Data section:
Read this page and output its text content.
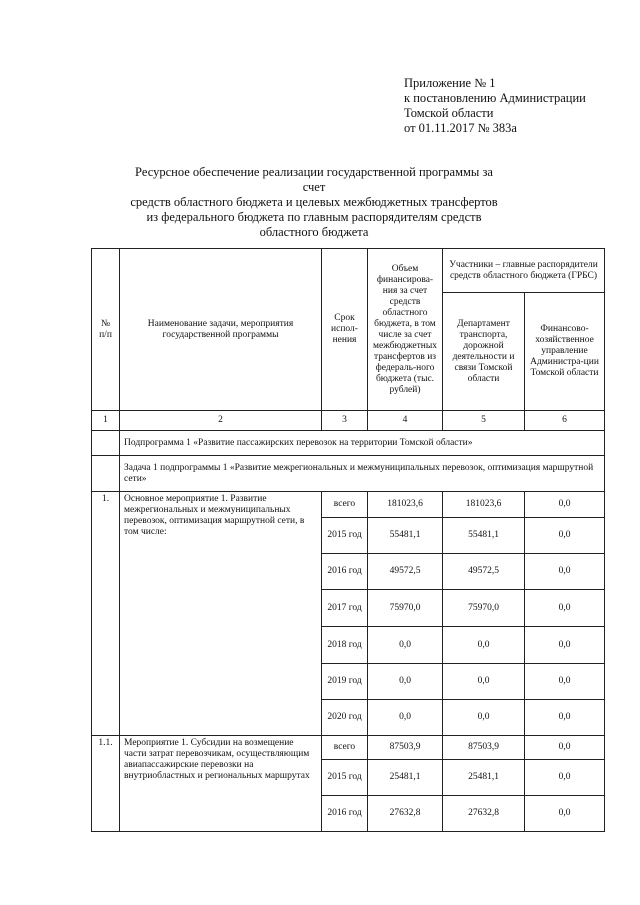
Приложение № 1
к постановлению Администрации
Томской области
от 01.11.2017 № 383а
Ресурсное обеспечение реализации государственной программы за счет
средств областного бюджета и целевых межбюджетных трансфертов
из федерального бюджета по главным распорядителям средств
областного бюджета
№ п/п	Наименование задачи, мероприятия государственной программы	Срок испол-нения	Объем финансирова-ния за счет средств областного бюджета, в том числе за счет межбюджетных трансфертов из федераль-ного бюджета (тыс. рублей)	Участники – главные распорядители средств областного бюджета (ГРБС)	
				Департамент транспорта, дорожной деятельности и связи Томской области	Финансово-хозяйственное управление Администра-ции Томской области
1	2	3	4	5	6
	Подпрограмма 1 «Развитие пассажирских перевозок на территории Томской области»				
	Задача 1 подпрограммы 1 «Развитие межрегиональных и межмуниципальных перевозок, оптимизация маршрутной сети»				
1.	Основное мероприятие 1. Развитие межрегиональных и межмуниципальных перевозок, оптимизация маршрутной сети, в том числе:	всего	181023,6	181023,6	0,0
		2015 год	55481,1	55481,1	0,0
		2016 год	49572,5	49572,5	0,0
		2017 год	75970,0	75970,0	0,0
		2018 год	0,0	0,0	0,0
		2019 год	0,0	0,0	0,0
		2020 год	0,0	0,0	0,0
1.1.	Мероприятие 1. Субсидии на возмещение части затрат перевозчикам, осуществляющим авиапассажирские перевозки на внутриобластных и региональных маршрутах	всего	87503,9	87503,9	0,0
		2015 год	25481,1	25481,1	0,0
		2016 год	27632,8	27632,8	0,0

Problem statement:
Leave images out of the retyped records; keep all else exact.

Result of this task:
Read this page and output its text content.
Приложение № 1
к постановлению Администрации
Томской области
от 01.11.2017 № 383а
Ресурсное обеспечение реализации государственной программы за счет
средств областного бюджета и целевых межбюджетных трансфертов
из федерального бюджета по главным распорядителям средств
областного бюджета
№ п/п	Наименование задачи, мероприятия государственной программы	Срок испол-нения	Объем финансирова-ния за счет средств областного бюджета, в том числе за счет межбюджетных трансфертов из федераль-ного бюджета (тыс. рублей)	Участники – главные распорядители средств областного бюджета (ГРБС)	
				Департамент транспорта, дорожной деятельности и связи Томской области	Финансово-хозяйственное управление Администра-ции Томской области
1	2	3	4	5	6
	Подпрограмма 1 «Развитие пассажирских перевозок на территории Томской области»				
	Задача 1 подпрограммы 1 «Развитие межрегиональных и межмуниципальных перевозок, оптимизация маршрутной сети»				
1.	Основное мероприятие 1. Развитие межрегиональных и межмуниципальных перевозок, оптимизация маршрутной сети, в том числе:	всего	181023,6	181023,6	0,0
		2015 год	55481,1	55481,1	0,0
		2016 год	49572,5	49572,5	0,0
		2017 год	75970,0	75970,0	0,0
		2018 год	0,0	0,0	0,0
		2019 год	0,0	0,0	0,0
		2020 год	0,0	0,0	0,0
1.1.	Мероприятие 1. Субсидии на возмещение части затрат перевозчикам, осуществляющим авиапассажирские перевозки на внутриобластных и региональных маршрутах	всего	87503,9	87503,9	0,0
		2015 год	25481,1	25481,1	0,0
		2016 год	27632,8	27632,8	0,0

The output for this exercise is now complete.